* begin Input *

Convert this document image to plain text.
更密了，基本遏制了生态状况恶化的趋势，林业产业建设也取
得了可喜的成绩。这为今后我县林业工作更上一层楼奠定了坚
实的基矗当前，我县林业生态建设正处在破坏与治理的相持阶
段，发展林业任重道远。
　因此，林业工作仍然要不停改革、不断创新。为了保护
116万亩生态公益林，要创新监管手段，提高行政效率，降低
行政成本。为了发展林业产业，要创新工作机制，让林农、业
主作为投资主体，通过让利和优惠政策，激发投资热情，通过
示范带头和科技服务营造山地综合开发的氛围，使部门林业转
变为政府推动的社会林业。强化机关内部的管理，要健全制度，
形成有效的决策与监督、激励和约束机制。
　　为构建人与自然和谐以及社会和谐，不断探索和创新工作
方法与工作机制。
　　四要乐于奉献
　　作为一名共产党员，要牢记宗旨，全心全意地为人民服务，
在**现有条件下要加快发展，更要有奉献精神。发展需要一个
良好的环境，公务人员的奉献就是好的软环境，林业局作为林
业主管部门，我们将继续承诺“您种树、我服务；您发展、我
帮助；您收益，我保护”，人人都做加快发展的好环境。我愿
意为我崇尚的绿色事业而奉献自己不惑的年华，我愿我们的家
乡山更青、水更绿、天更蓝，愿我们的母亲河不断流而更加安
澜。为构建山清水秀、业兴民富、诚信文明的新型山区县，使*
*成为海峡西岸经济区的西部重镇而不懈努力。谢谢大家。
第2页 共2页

* end Input *

Repeat the material above in full, keeping every word.

▶ [Task result]:
Convert this document image to plain text.
更密了，基本遏制了生态状况恶化的趋势，林业产业建设也取
得了可喜的成绩。这为今后我县林业工作更上一层楼奠定了坚
实的基矗当前，我县林业生态建设正处在破坏与治理的相持阶
段，发展林业任重道远。
　因此，林业工作仍然要不停改革、不断创新。为了保护
116万亩生态公益林，要创新监管手段，提高行政效率，降低
行政成本。为了发展林业产业，要创新工作机制，让林农、业
主作为投资主体，通过让利和优惠政策，激发投资热情，通过
示范带头和科技服务营造山地综合开发的氛围，使部门林业转
变为政府推动的社会林业。强化机关内部的管理，要健全制度，
形成有效的决策与监督、激励和约束机制。
　　为构建人与自然和谐以及社会和谐，不断探索和创新工作
方法与工作机制。
　　四要乐于奉献
　　作为一名共产党员，要牢记宗旨，全心全意地为人民服务，
在**现有条件下要加快发展，更要有奉献精神。发展需要一个
良好的环境，公务人员的奉献就是好的软环境，林业局作为林
业主管部门，我们将继续承诺“您种树、我服务；您发展、我
帮助；您收益，我保护”，人人都做加快发展的好环境。我愿
意为我崇尚的绿色事业而奉献自己不惑的年华，我愿我们的家
乡山更青、水更绿、天更蓝，愿我们的母亲河不断流而更加安
澜。为构建山清水秀、业兴民富、诚信文明的新型山区县，使*
*成为海峡西岸经济区的西部重镇而不懈努力。谢谢大家。
第2页 共2页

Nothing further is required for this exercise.